* **STATED GOAL**
Every line that contains "Development" counts once; give the total number of such lines, with no other words.

--- Start of INPUT ROWS ---

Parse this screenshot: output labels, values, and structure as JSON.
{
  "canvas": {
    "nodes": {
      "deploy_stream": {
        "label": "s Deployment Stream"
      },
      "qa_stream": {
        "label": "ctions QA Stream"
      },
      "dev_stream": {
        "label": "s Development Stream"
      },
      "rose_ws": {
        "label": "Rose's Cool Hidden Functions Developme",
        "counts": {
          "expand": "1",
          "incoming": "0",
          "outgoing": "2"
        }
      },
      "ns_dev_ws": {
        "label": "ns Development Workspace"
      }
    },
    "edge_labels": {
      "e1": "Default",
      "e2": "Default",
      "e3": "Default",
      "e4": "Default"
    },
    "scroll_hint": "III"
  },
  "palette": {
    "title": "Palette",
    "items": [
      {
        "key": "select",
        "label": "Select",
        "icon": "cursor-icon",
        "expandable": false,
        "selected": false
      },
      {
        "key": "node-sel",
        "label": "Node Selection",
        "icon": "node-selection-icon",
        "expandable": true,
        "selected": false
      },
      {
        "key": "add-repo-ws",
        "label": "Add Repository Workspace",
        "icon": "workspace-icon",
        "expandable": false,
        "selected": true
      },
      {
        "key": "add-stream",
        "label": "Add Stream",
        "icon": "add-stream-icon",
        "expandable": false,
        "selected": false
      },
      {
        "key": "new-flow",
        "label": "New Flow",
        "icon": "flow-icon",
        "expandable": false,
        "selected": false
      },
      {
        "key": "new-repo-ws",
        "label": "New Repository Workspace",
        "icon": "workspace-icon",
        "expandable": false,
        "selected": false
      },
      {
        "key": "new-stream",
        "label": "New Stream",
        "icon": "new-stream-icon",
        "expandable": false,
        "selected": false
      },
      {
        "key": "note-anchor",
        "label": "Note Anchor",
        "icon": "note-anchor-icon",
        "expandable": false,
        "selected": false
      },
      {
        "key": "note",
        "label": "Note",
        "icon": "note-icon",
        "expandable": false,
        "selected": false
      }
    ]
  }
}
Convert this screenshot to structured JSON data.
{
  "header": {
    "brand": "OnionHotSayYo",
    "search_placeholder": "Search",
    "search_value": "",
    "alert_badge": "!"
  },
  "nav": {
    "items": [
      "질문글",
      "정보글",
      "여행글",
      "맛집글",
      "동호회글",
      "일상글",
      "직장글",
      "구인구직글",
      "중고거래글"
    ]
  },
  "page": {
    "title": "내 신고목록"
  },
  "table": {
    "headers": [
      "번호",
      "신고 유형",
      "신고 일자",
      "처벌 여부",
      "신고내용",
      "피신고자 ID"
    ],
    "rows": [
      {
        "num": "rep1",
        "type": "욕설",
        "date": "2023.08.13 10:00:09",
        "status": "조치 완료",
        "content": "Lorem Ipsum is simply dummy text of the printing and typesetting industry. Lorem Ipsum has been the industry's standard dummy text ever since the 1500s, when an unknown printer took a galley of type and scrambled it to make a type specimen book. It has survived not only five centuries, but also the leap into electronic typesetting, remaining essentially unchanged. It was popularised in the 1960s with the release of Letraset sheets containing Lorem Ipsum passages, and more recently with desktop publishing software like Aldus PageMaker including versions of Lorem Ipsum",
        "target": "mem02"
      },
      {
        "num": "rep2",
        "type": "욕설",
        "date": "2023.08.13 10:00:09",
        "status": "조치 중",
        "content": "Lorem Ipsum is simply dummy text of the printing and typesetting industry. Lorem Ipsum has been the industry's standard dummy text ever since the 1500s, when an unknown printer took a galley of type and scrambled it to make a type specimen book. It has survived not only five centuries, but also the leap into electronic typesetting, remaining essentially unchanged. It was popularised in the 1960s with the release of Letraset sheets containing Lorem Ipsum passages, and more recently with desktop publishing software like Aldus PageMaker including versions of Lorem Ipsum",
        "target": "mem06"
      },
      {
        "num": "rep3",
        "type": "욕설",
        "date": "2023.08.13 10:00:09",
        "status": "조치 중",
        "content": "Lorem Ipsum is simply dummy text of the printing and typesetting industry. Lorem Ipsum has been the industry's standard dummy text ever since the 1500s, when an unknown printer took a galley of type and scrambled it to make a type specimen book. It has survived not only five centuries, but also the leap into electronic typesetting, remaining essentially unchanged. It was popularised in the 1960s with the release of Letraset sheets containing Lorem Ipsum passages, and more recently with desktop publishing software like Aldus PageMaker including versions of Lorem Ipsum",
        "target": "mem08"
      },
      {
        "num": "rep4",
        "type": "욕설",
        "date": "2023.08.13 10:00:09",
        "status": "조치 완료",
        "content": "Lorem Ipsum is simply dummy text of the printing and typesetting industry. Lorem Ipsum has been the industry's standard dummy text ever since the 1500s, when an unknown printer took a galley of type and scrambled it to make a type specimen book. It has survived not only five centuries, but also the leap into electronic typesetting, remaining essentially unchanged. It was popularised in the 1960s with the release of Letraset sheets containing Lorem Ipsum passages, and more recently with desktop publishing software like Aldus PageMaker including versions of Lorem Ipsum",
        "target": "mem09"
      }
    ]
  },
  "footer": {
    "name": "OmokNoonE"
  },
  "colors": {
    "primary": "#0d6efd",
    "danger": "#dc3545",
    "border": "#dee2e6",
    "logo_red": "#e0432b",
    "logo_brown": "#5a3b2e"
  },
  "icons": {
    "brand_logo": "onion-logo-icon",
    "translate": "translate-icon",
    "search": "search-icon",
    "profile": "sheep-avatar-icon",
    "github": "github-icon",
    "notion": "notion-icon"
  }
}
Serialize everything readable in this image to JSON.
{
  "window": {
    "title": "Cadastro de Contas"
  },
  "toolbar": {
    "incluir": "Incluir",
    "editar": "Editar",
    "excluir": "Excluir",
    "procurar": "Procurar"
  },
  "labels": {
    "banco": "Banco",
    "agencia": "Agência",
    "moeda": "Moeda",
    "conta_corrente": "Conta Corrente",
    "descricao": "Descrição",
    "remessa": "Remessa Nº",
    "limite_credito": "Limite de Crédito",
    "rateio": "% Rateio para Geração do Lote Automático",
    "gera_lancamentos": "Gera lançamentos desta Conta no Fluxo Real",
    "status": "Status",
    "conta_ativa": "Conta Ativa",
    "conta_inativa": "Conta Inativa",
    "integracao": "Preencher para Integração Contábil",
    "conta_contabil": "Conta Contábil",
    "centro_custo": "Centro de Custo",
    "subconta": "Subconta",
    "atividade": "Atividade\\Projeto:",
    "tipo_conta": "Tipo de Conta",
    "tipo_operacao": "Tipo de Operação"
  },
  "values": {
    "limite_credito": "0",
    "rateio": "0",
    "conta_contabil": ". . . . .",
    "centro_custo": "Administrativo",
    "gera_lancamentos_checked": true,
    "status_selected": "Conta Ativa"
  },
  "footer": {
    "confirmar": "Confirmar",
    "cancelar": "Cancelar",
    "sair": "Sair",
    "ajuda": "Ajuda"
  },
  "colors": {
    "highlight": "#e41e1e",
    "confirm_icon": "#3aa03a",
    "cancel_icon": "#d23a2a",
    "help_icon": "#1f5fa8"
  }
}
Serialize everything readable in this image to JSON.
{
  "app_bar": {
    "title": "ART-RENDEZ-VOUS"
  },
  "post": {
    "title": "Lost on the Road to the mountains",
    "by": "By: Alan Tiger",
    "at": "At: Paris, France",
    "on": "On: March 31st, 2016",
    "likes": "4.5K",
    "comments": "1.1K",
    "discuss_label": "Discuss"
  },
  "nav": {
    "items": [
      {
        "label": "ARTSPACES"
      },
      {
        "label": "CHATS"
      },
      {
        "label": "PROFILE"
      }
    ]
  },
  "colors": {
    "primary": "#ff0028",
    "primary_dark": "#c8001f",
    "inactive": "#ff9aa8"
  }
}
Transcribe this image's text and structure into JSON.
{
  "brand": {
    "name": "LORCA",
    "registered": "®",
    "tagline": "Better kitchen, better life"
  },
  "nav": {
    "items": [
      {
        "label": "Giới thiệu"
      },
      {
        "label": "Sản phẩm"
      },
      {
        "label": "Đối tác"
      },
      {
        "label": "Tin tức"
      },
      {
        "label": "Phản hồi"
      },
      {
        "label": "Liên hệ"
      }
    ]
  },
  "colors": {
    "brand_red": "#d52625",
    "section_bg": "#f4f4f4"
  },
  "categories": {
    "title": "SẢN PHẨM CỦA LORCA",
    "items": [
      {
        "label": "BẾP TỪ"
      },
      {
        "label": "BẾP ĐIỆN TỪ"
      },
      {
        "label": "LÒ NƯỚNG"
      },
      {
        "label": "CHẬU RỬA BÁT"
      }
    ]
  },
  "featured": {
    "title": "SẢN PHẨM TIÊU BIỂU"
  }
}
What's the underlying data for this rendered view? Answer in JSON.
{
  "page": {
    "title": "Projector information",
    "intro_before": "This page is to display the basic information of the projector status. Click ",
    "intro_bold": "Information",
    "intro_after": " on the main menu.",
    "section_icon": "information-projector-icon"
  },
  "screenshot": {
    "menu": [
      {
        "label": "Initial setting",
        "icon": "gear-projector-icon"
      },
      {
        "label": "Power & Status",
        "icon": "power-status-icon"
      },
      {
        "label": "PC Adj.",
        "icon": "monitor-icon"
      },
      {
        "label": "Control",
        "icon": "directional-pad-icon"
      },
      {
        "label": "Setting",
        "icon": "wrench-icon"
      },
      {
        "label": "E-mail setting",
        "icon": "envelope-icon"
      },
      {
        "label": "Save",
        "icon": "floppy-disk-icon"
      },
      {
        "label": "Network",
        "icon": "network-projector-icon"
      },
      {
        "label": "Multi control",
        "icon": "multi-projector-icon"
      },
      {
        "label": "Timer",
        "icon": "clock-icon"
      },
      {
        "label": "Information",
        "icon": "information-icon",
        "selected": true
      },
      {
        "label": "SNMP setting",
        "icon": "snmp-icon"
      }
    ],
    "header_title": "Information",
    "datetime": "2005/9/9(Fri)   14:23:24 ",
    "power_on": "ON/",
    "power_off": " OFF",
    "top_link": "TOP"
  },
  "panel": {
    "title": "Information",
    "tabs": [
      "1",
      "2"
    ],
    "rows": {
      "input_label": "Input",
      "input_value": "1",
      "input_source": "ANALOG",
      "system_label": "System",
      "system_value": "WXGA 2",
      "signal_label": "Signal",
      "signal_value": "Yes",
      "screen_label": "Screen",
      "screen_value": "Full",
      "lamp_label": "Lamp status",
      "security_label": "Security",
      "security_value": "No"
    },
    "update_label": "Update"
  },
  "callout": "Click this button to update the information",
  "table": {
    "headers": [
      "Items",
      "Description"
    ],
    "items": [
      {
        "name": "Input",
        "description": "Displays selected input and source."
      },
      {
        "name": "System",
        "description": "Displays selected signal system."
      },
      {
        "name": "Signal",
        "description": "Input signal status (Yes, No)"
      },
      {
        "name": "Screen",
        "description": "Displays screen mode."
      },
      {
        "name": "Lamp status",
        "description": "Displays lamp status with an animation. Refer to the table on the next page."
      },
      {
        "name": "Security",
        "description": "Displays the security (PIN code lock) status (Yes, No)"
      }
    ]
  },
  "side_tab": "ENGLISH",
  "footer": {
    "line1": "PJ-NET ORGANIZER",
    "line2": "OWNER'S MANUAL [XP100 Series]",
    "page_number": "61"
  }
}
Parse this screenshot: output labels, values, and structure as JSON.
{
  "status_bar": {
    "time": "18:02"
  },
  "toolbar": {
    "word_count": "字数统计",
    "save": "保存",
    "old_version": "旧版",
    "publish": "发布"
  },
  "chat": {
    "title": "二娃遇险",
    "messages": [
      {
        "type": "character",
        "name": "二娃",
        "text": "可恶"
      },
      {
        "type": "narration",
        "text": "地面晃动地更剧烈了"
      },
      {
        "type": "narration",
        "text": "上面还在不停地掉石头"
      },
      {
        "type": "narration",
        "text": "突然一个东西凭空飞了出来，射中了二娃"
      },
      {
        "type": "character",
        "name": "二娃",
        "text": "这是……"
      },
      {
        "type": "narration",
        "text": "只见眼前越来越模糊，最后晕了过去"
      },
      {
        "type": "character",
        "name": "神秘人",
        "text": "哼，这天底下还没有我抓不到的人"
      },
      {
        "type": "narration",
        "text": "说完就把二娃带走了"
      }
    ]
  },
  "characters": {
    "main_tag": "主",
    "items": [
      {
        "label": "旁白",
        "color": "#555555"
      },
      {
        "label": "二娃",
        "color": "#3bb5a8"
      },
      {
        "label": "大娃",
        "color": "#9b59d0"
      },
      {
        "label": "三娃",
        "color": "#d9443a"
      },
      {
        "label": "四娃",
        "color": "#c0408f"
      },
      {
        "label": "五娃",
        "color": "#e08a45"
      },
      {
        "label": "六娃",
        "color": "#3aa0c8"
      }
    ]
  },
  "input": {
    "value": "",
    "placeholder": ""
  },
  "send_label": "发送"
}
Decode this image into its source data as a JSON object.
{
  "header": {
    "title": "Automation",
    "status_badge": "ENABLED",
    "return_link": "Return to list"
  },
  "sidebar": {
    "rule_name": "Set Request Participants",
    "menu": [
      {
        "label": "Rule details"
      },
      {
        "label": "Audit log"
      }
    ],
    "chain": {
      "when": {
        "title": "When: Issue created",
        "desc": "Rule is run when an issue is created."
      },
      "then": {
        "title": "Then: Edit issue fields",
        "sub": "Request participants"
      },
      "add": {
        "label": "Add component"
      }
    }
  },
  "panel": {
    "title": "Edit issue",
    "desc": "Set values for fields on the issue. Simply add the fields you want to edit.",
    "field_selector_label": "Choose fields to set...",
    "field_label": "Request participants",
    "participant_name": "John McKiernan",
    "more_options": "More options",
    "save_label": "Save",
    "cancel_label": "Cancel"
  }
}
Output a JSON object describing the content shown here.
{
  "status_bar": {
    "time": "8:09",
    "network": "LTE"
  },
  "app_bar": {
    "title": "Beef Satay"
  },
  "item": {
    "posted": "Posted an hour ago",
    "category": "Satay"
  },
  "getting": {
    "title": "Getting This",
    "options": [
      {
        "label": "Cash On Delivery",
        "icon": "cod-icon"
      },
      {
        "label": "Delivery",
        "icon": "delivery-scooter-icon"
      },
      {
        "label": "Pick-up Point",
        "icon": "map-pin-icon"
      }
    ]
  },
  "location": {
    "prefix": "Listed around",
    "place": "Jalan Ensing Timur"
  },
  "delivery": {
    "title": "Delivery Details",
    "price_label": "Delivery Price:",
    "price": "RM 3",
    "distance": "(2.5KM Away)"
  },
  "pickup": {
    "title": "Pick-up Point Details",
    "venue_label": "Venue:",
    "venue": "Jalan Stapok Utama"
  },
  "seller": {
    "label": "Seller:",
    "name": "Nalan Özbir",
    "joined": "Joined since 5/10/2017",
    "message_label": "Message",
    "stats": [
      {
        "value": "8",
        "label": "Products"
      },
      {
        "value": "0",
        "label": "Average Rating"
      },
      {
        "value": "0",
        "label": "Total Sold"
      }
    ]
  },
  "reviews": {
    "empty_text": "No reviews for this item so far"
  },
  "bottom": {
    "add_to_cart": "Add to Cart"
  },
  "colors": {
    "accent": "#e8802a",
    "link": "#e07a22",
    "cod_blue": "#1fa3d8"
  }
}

--- End of INPUT ROWS ---

* **CORRECT RESULT**
2